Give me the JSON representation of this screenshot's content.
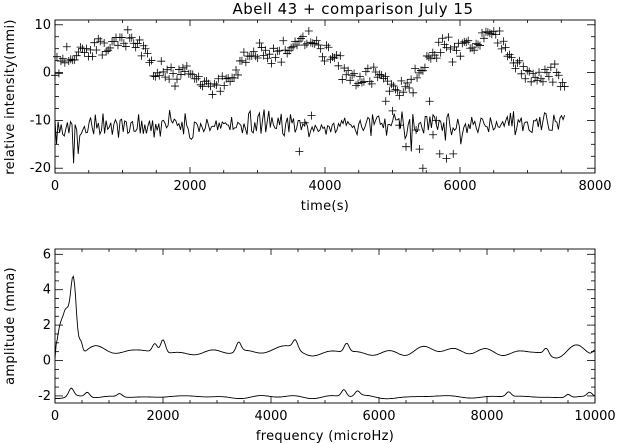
{
  "chart_data": [
    {
      "type": "scatter+line",
      "title": "Abell 43 + comparison July 15",
      "xlabel": "time(s)",
      "ylabel": "relative intensity(mmi)",
      "xlim": [
        0,
        8000
      ],
      "ylim": [
        -21,
        11
      ],
      "xticks": [
        0,
        2000,
        4000,
        6000,
        8000
      ],
      "yticks": [
        -20,
        -10,
        0,
        10
      ],
      "grid": false,
      "series": [
        {
          "style": "plus-markers",
          "sampling": {
            "x_start": 0,
            "x_end": 7550,
            "n": 260
          },
          "model": {
            "offset": 2.0,
            "components": [
              {
                "amplitude": 4.5,
                "period_s": 2700,
                "phase_s": 175
              },
              {
                "amplitude": 1.2,
                "period_s": 900,
                "phase_s": 0
              }
            ],
            "noise_sd": 1.6,
            "outliers": [
              [
                3620,
                -16.5
              ],
              [
                5200,
                -15.5
              ],
              [
                5400,
                -16.0
              ],
              [
                5450,
                -20.0
              ],
              [
                5700,
                -17.0
              ],
              [
                5800,
                -18.0
              ],
              [
                5900,
                -17.0
              ],
              [
                5650,
                -10.0
              ],
              [
                5550,
                -6.0
              ],
              [
                4900,
                -6.0
              ],
              [
                5000,
                -8.0
              ],
              [
                3700,
                -10.5
              ],
              [
                3800,
                -9.0
              ],
              [
                5350,
                -12.0
              ],
              [
                5100,
                -11.0
              ],
              [
                5600,
                -13.0
              ]
            ]
          }
        },
        {
          "style": "line",
          "sampling": {
            "x_start": 0,
            "x_end": 7550,
            "n": 330
          },
          "model": {
            "offset": -11.0,
            "noise_sd": 2.0,
            "spikes": [
              [
                280,
                -19.0
              ],
              [
                350,
                -17.0
              ],
              [
                30,
                -15.0
              ],
              [
                5270,
                -16.5
              ]
            ]
          }
        }
      ]
    },
    {
      "type": "line",
      "title": "",
      "xlabel": "frequency (microHz)",
      "ylabel": "amplitude (mma)",
      "xlim": [
        0,
        10000
      ],
      "ylim": [
        -2.4,
        6.3
      ],
      "xticks": [
        0,
        2000,
        4000,
        6000,
        8000,
        10000
      ],
      "yticks": [
        -2,
        0,
        2,
        4,
        6
      ],
      "grid": false,
      "series": [
        {
          "style": "line",
          "sampling": {
            "x_start": 0,
            "x_end": 10000,
            "n": 500
          },
          "model": {
            "baseline": 0.5,
            "noise_amplitude": 0.33,
            "peaks": [
              {
                "x": 340,
                "height": 4.8,
                "width": 55
              },
              {
                "x": 200,
                "height": 2.7,
                "width": 60
              },
              {
                "x": 90,
                "height": 1.5,
                "width": 45
              },
              {
                "x": 480,
                "height": 1.1,
                "width": 30
              }
            ],
            "features": [
              [
                2000,
                1.35
              ],
              [
                1850,
                1.05
              ],
              [
                3400,
                1.1
              ],
              [
                4450,
                1.05
              ],
              [
                5400,
                1.05
              ],
              [
                9100,
                0.9
              ],
              [
                10000,
                0.8
              ]
            ]
          }
        },
        {
          "style": "line",
          "sampling": {
            "x_start": 0,
            "x_end": 10000,
            "n": 500
          },
          "model": {
            "baseline": -2.05,
            "noise_amplitude": 0.13,
            "features": [
              [
                300,
                -1.55
              ],
              [
                600,
                -1.75
              ],
              [
                1200,
                -1.85
              ],
              [
                5350,
                -1.6
              ],
              [
                5600,
                -1.75
              ],
              [
                8400,
                -1.75
              ],
              [
                9500,
                -1.85
              ],
              [
                9900,
                -1.8
              ]
            ]
          }
        }
      ]
    }
  ]
}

------------------------------------------------

> [Short problem] Output all the records, word for word, with no pictures in the copy.

> [Full solution]
Give me the JSON representation of this screenshot's content.
{
  "chart_data": [
    {
      "type": "scatter+line",
      "title": "Abell 43 + comparison July 15",
      "xlabel": "time(s)",
      "ylabel": "relative intensity(mmi)",
      "xlim": [
        0,
        8000
      ],
      "ylim": [
        -21,
        11
      ],
      "xticks": [
        0,
        2000,
        4000,
        6000,
        8000
      ],
      "yticks": [
        -20,
        -10,
        0,
        10
      ],
      "grid": false,
      "series": [
        {
          "style": "plus-markers",
          "sampling": {
            "x_start": 0,
            "x_end": 7550,
            "n": 260
          },
          "model": {
            "offset": 2.0,
            "components": [
              {
                "amplitude": 4.5,
                "period_s": 2700,
                "phase_s": 175
              },
              {
                "amplitude": 1.2,
                "period_s": 900,
                "phase_s": 0
              }
            ],
            "noise_sd": 1.6,
            "outliers": [
              [
                3620,
                -16.5
              ],
              [
                5200,
                -15.5
              ],
              [
                5400,
                -16.0
              ],
              [
                5450,
                -20.0
              ],
              [
                5700,
                -17.0
              ],
              [
                5800,
                -18.0
              ],
              [
                5900,
                -17.0
              ],
              [
                5650,
                -10.0
              ],
              [
                5550,
                -6.0
              ],
              [
                4900,
                -6.0
              ],
              [
                5000,
                -8.0
              ],
              [
                3700,
                -10.5
              ],
              [
                3800,
                -9.0
              ],
              [
                5350,
                -12.0
              ],
              [
                5100,
                -11.0
              ],
              [
                5600,
                -13.0
              ]
            ]
          }
        },
        {
          "style": "line",
          "sampling": {
            "x_start": 0,
            "x_end": 7550,
            "n": 330
          },
          "model": {
            "offset": -11.0,
            "noise_sd": 2.0,
            "spikes": [
              [
                280,
                -19.0
              ],
              [
                350,
                -17.0
              ],
              [
                30,
                -15.0
              ],
              [
                5270,
                -16.5
              ]
            ]
          }
        }
      ]
    },
    {
      "type": "line",
      "title": "",
      "xlabel": "frequency (microHz)",
      "ylabel": "amplitude (mma)",
      "xlim": [
        0,
        10000
      ],
      "ylim": [
        -2.4,
        6.3
      ],
      "xticks": [
        0,
        2000,
        4000,
        6000,
        8000,
        10000
      ],
      "yticks": [
        -2,
        0,
        2,
        4,
        6
      ],
      "grid": false,
      "series": [
        {
          "style": "line",
          "sampling": {
            "x_start": 0,
            "x_end": 10000,
            "n": 500
          },
          "model": {
            "baseline": 0.5,
            "noise_amplitude": 0.33,
            "peaks": [
              {
                "x": 340,
                "height": 4.8,
                "width": 55
              },
              {
                "x": 200,
                "height": 2.7,
                "width": 60
              },
              {
                "x": 90,
                "height": 1.5,
                "width": 45
              },
              {
                "x": 480,
                "height": 1.1,
                "width": 30
              }
            ],
            "features": [
              [
                2000,
                1.35
              ],
              [
                1850,
                1.05
              ],
              [
                3400,
                1.1
              ],
              [
                4450,
                1.05
              ],
              [
                5400,
                1.05
              ],
              [
                9100,
                0.9
              ],
              [
                10000,
                0.8
              ]
            ]
          }
        },
        {
          "style": "line",
          "sampling": {
            "x_start": 0,
            "x_end": 10000,
            "n": 500
          },
          "model": {
            "baseline": -2.05,
            "noise_amplitude": 0.13,
            "features": [
              [
                300,
                -1.55
              ],
              [
                600,
                -1.75
              ],
              [
                1200,
                -1.85
              ],
              [
                5350,
                -1.6
              ],
              [
                5600,
                -1.75
              ],
              [
                8400,
                -1.75
              ],
              [
                9500,
                -1.85
              ],
              [
                9900,
                -1.8
              ]
            ]
          }
        }
      ]
    }
  ]
}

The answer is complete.